Would you transcribe the listing that follows, character for character, and omit its images?

== Record excerpts ==

______

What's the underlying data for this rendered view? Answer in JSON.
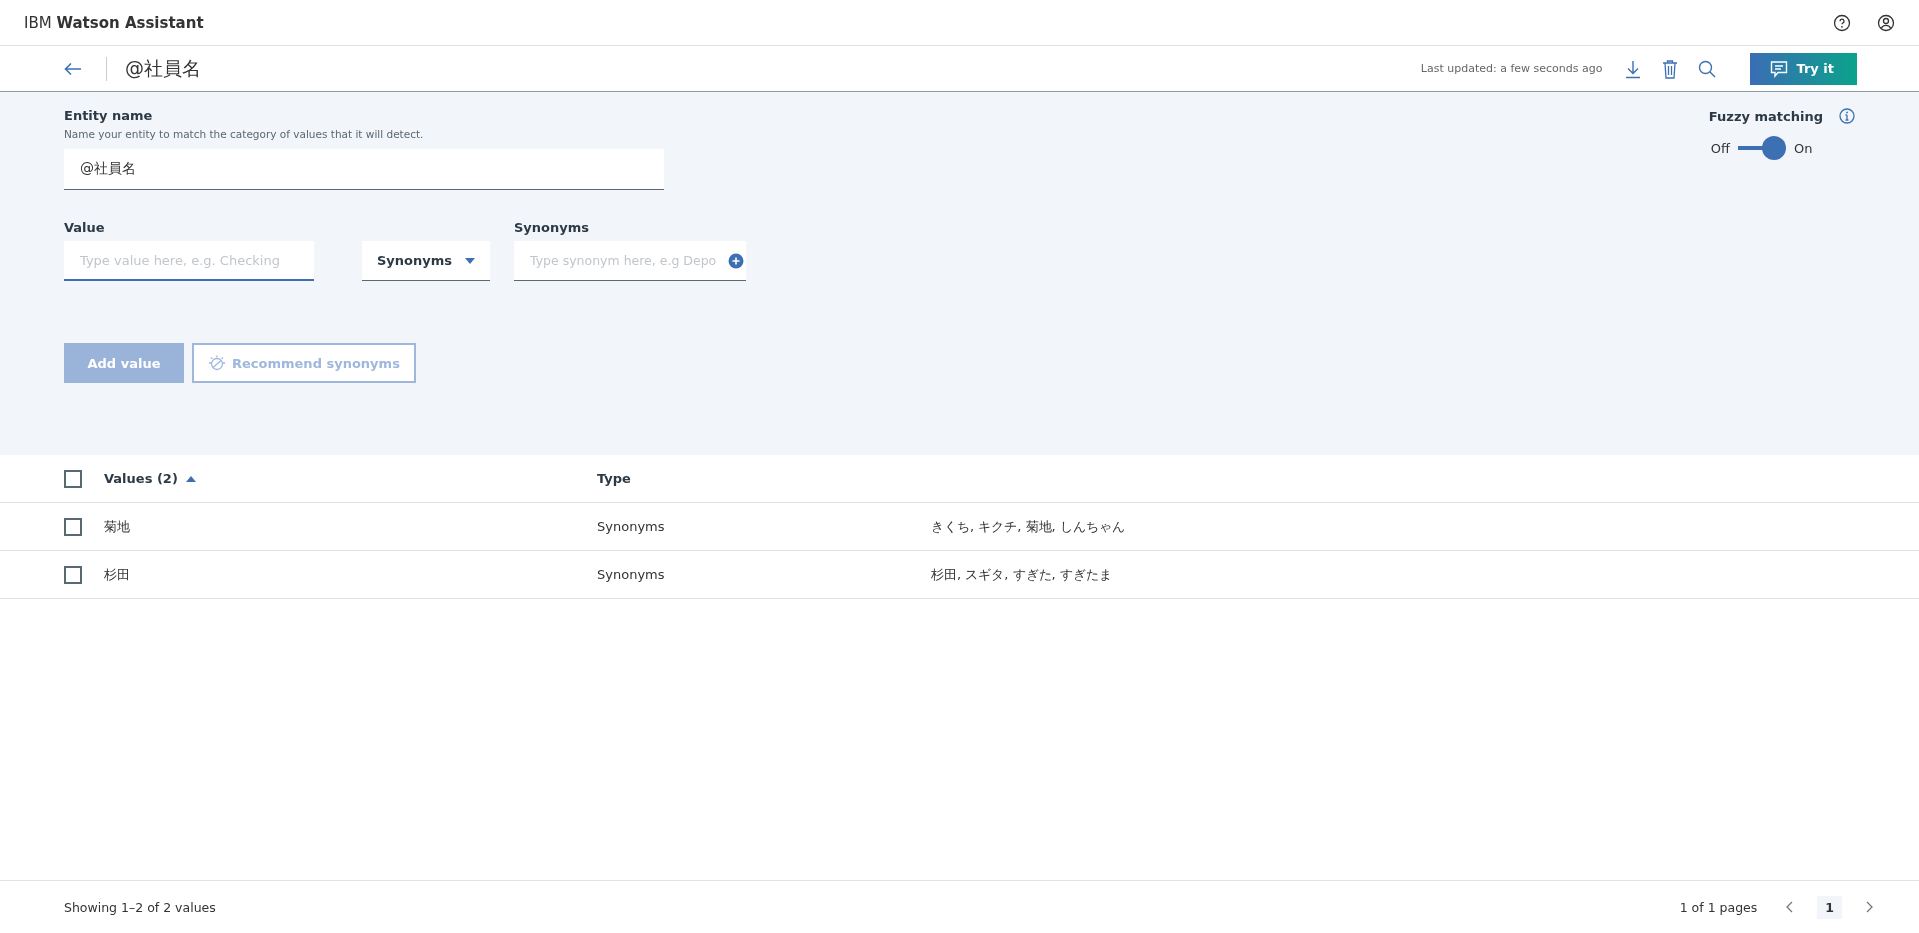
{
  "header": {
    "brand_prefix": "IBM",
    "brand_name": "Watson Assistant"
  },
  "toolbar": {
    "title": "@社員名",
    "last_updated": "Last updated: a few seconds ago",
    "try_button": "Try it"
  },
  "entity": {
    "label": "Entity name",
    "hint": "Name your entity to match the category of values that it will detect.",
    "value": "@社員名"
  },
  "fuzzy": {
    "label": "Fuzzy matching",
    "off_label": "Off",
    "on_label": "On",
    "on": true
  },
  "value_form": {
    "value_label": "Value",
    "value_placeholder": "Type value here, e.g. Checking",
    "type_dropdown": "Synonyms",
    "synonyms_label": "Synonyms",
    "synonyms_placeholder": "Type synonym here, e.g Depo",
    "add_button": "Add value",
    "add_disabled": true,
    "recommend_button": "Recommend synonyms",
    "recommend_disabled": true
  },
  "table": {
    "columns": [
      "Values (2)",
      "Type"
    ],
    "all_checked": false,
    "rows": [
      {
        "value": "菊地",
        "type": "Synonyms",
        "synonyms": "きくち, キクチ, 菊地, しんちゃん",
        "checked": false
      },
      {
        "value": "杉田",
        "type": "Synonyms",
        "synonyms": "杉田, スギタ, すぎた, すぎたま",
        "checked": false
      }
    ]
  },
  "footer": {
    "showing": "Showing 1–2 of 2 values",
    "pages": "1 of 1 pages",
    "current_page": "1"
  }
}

______

== Response to this task ==
What's the underlying data for this rendered view? Answer in JSON.
{
  "header": {
    "brand_prefix": "IBM",
    "brand_name": "Watson Assistant"
  },
  "toolbar": {
    "title": "@社員名",
    "last_updated": "Last updated: a few seconds ago",
    "try_button": "Try it"
  },
  "entity": {
    "label": "Entity name",
    "hint": "Name your entity to match the category of values that it will detect.",
    "value": "@社員名"
  },
  "fuzzy": {
    "label": "Fuzzy matching",
    "off_label": "Off",
    "on_label": "On",
    "on": true
  },
  "value_form": {
    "value_label": "Value",
    "value_placeholder": "Type value here, e.g. Checking",
    "type_dropdown": "Synonyms",
    "synonyms_label": "Synonyms",
    "synonyms_placeholder": "Type synonym here, e.g Depo",
    "add_button": "Add value",
    "add_disabled": true,
    "recommend_button": "Recommend synonyms",
    "recommend_disabled": true
  },
  "table": {
    "columns": [
      "Values (2)",
      "Type"
    ],
    "all_checked": false,
    "rows": [
      {
        "value": "菊地",
        "type": "Synonyms",
        "synonyms": "きくち, キクチ, 菊地, しんちゃん",
        "checked": false
      },
      {
        "value": "杉田",
        "type": "Synonyms",
        "synonyms": "杉田, スギタ, すぎた, すぎたま",
        "checked": false
      }
    ]
  },
  "footer": {
    "showing": "Showing 1–2 of 2 values",
    "pages": "1 of 1 pages",
    "current_page": "1"
  }
}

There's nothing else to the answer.